= DO THIS =
Please state how many lines in the records contain the string "inches", with no words besides the number.

[Extracts from a graphics dataset]
========

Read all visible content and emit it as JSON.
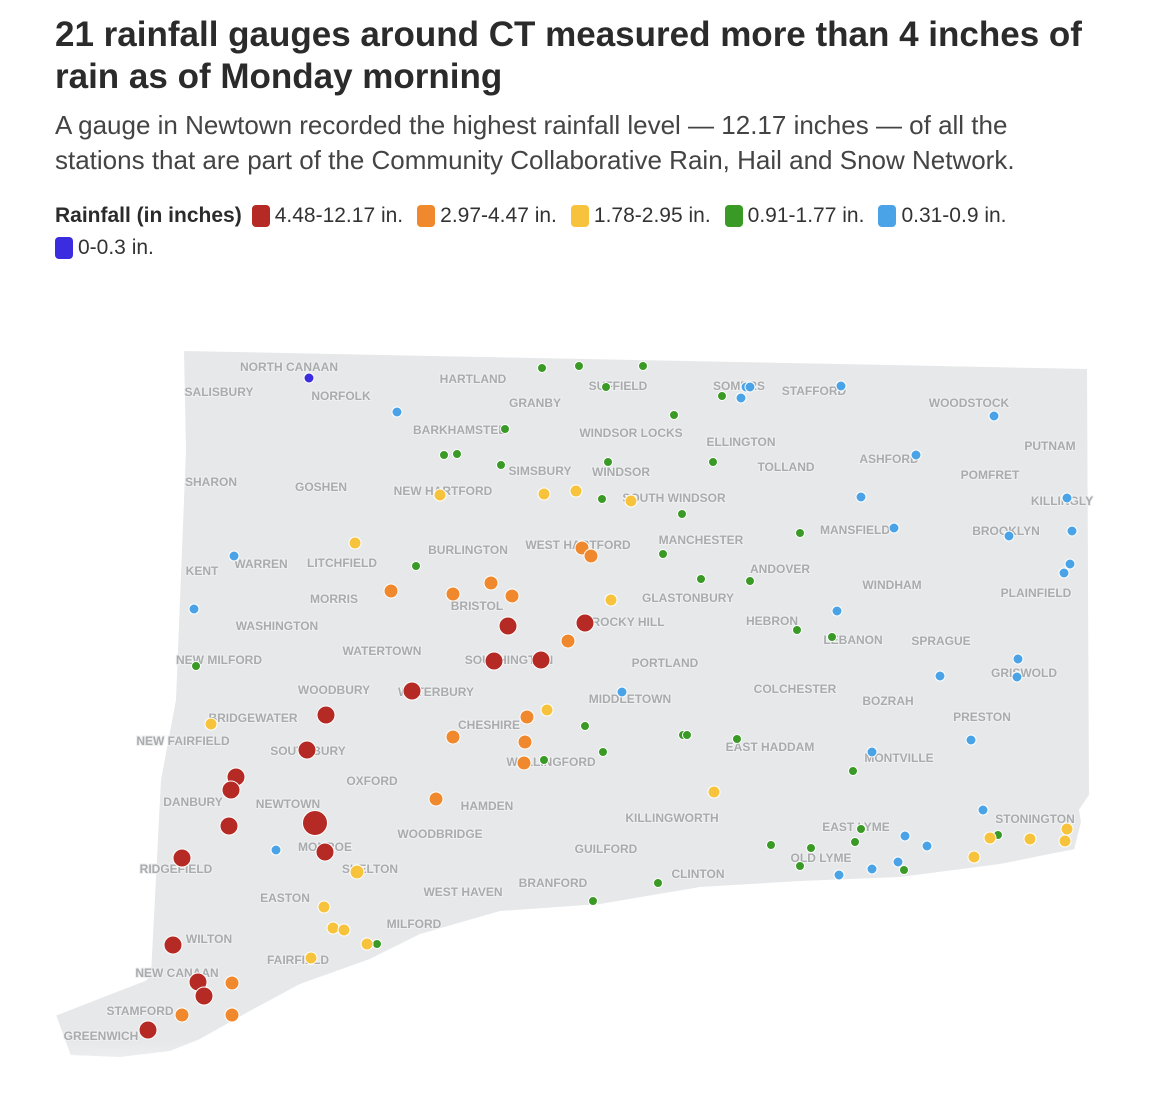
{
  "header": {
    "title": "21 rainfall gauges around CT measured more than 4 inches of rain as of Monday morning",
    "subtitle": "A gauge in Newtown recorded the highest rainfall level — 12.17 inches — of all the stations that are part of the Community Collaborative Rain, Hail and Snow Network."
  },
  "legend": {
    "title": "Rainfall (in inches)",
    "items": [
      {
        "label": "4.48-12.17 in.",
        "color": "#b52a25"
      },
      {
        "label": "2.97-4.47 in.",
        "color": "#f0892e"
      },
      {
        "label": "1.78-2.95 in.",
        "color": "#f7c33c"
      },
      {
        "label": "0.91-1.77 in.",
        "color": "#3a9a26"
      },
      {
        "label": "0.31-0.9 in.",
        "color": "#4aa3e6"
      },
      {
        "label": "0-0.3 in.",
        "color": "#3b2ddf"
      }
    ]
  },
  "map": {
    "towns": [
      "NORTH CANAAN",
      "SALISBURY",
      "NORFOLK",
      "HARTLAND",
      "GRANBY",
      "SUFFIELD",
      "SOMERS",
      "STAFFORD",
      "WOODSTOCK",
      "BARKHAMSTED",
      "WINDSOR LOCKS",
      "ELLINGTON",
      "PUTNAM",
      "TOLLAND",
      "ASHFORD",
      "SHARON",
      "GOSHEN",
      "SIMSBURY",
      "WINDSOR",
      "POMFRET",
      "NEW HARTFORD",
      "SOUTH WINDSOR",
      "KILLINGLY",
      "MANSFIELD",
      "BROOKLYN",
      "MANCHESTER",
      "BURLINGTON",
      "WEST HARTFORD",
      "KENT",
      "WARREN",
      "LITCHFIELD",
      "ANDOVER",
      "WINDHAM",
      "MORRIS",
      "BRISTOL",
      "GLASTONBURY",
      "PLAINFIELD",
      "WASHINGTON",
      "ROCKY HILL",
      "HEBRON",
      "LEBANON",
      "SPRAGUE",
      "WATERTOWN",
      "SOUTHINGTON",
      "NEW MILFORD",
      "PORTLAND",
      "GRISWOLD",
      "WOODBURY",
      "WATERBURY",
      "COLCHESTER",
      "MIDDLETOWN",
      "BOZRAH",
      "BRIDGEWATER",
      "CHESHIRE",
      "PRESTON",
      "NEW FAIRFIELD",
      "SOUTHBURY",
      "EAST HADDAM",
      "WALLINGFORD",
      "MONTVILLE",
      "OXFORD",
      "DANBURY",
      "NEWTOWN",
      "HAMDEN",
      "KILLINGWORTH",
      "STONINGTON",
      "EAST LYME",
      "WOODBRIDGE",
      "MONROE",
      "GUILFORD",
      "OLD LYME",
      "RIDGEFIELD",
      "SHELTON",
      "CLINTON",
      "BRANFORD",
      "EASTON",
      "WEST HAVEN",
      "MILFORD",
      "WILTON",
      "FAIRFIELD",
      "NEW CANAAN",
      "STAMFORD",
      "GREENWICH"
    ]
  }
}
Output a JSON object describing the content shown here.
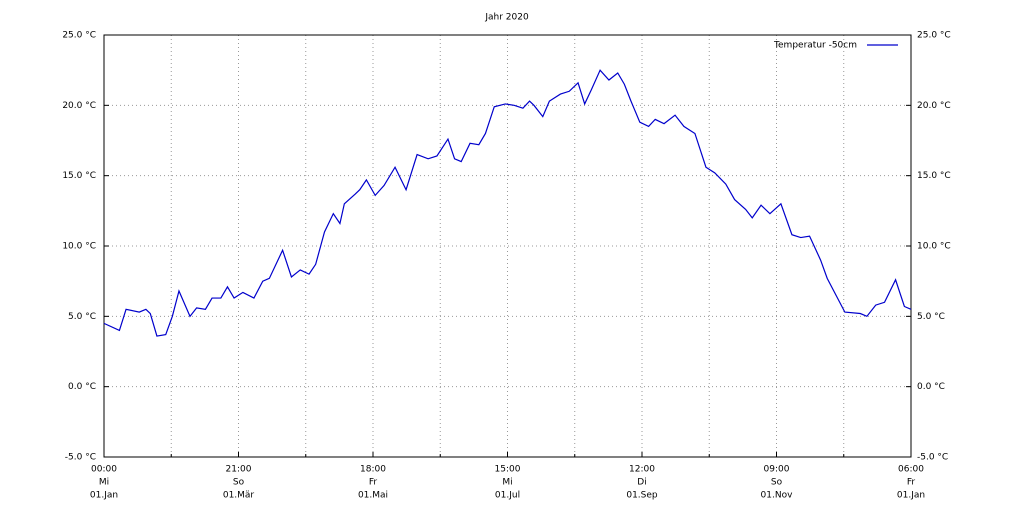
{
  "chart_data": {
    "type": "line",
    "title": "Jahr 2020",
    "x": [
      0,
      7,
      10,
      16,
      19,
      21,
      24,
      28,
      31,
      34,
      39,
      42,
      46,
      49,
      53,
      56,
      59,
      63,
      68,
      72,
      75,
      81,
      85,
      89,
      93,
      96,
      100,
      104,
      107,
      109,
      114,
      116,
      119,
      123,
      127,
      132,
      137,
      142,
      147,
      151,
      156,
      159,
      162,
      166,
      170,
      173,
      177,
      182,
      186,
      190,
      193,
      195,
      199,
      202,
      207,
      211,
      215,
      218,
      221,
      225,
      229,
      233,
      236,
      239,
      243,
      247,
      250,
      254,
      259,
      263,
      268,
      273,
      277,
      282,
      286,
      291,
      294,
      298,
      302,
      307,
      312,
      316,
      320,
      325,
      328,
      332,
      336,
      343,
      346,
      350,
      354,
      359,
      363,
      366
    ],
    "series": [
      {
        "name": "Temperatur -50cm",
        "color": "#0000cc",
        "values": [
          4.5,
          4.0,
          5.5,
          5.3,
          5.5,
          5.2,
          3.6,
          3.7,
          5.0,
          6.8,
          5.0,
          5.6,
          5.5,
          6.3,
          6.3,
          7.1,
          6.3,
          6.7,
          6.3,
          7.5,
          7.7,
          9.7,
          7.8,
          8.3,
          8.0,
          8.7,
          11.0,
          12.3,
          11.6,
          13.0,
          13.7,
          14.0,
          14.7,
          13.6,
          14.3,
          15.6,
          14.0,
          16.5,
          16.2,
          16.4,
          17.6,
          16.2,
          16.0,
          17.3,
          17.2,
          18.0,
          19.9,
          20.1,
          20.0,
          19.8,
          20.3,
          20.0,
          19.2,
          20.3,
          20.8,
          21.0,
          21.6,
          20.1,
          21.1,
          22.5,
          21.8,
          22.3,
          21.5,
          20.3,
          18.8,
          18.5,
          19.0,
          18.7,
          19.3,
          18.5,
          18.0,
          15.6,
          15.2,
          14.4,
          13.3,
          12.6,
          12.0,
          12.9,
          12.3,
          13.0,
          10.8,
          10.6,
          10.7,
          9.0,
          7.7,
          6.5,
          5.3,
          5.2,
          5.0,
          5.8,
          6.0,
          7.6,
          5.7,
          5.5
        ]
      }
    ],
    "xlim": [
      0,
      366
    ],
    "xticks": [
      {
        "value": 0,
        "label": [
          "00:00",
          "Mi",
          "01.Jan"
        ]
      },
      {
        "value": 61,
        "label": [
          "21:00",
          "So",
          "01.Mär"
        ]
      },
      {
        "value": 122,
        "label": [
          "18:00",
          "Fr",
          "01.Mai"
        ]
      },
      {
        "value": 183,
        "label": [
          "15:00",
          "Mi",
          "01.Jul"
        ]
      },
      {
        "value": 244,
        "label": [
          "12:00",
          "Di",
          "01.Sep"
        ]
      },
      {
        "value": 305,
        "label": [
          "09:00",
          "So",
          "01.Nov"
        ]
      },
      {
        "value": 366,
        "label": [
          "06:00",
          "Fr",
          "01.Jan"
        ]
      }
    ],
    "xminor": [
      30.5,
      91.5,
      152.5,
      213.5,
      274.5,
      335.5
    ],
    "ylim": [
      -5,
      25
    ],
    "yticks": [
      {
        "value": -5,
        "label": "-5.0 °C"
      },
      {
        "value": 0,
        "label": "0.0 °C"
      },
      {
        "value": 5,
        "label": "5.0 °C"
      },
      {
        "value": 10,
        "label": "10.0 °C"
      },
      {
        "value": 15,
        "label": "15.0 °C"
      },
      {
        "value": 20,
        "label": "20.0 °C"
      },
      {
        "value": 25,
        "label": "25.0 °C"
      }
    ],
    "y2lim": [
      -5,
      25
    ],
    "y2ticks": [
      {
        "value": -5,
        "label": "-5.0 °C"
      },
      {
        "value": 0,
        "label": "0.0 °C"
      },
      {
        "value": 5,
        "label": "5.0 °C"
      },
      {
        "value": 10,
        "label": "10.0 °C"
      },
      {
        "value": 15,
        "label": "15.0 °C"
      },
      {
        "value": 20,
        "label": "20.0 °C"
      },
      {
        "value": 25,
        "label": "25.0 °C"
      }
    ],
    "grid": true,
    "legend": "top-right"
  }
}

========

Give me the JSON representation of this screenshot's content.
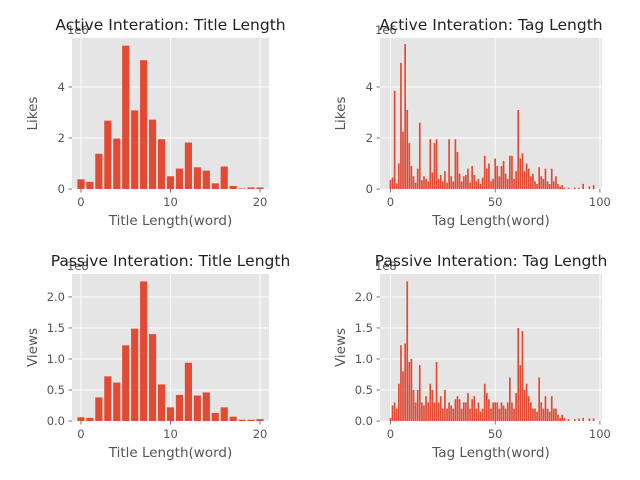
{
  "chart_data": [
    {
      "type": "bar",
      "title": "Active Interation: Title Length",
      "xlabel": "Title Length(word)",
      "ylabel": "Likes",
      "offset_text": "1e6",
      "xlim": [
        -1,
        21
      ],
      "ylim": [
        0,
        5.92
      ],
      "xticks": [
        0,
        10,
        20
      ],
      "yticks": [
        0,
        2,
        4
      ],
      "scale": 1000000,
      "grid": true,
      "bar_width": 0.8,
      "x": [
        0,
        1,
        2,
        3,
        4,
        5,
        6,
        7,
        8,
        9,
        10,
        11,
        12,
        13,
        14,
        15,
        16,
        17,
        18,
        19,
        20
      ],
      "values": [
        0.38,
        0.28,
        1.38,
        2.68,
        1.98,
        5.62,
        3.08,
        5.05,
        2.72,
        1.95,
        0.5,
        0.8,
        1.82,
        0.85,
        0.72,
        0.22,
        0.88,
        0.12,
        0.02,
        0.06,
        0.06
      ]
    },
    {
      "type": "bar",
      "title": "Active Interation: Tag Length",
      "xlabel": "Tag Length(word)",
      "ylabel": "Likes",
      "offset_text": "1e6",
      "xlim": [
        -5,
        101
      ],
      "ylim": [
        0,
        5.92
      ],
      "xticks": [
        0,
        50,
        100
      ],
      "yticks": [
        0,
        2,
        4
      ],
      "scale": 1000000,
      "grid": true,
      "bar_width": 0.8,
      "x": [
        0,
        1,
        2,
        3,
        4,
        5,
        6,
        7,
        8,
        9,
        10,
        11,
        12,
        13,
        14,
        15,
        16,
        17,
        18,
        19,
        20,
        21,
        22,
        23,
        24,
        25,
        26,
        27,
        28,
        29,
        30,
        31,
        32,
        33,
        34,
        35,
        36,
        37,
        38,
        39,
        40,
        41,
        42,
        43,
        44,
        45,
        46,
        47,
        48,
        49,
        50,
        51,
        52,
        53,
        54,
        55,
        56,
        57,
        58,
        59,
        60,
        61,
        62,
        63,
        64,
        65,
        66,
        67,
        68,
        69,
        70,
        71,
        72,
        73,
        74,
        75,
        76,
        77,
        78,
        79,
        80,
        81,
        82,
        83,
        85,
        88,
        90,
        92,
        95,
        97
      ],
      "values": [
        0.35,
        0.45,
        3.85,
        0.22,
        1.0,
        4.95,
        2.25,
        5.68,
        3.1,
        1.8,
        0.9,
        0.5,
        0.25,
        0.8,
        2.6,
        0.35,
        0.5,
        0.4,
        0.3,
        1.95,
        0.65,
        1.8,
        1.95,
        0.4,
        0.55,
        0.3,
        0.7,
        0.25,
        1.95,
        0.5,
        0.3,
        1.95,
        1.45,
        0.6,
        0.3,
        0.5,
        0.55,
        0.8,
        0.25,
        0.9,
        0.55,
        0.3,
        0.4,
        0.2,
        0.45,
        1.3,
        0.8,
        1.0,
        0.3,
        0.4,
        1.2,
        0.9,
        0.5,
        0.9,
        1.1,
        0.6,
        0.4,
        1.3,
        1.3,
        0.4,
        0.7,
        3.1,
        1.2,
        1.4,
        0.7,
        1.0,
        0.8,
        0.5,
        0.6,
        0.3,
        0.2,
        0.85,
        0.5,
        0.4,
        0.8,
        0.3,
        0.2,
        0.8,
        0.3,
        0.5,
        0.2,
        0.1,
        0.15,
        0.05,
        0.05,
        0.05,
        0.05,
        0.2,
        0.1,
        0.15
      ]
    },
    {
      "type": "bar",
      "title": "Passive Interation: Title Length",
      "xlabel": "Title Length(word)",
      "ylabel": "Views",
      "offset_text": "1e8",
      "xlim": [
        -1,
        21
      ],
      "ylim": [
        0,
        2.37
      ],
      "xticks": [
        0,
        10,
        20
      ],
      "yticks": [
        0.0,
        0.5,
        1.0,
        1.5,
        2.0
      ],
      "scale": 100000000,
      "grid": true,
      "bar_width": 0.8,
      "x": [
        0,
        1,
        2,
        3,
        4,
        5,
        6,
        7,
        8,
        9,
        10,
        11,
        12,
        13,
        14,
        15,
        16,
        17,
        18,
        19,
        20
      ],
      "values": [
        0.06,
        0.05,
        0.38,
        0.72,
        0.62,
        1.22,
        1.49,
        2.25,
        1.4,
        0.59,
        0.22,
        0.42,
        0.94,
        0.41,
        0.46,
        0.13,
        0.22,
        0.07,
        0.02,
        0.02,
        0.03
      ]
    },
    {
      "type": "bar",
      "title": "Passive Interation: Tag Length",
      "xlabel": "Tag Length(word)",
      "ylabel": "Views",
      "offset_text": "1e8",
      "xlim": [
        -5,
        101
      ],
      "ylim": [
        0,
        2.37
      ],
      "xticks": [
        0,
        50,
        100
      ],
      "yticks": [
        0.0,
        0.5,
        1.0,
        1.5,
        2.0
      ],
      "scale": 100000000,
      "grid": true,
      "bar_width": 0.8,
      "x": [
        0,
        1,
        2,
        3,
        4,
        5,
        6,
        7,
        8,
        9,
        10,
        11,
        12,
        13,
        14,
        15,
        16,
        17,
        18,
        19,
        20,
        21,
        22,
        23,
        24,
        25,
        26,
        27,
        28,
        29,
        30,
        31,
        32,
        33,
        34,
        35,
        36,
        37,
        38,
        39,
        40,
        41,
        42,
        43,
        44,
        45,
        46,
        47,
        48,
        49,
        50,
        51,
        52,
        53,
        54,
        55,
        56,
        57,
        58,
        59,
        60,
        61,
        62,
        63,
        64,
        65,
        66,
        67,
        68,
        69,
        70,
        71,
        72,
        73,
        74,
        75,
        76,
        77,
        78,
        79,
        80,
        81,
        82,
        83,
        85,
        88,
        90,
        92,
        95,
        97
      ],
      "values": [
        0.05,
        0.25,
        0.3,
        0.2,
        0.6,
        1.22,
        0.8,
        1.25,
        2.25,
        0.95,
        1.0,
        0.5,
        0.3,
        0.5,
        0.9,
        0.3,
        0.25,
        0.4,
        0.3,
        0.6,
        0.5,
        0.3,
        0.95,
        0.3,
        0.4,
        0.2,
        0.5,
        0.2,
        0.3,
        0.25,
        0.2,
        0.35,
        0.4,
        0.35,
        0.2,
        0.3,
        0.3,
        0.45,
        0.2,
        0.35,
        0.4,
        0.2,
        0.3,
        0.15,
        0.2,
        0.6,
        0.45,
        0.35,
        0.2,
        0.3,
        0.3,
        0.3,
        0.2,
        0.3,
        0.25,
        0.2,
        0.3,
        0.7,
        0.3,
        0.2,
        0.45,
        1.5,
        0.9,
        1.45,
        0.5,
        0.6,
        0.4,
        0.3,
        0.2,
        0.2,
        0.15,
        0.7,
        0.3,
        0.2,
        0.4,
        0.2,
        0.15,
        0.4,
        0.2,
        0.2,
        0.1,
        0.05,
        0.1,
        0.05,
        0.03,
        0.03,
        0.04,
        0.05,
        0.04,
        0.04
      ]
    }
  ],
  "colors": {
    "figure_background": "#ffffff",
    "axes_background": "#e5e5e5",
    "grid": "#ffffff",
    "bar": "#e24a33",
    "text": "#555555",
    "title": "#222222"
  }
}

========

= OUTPUT FOR THIS EXERCISE =
3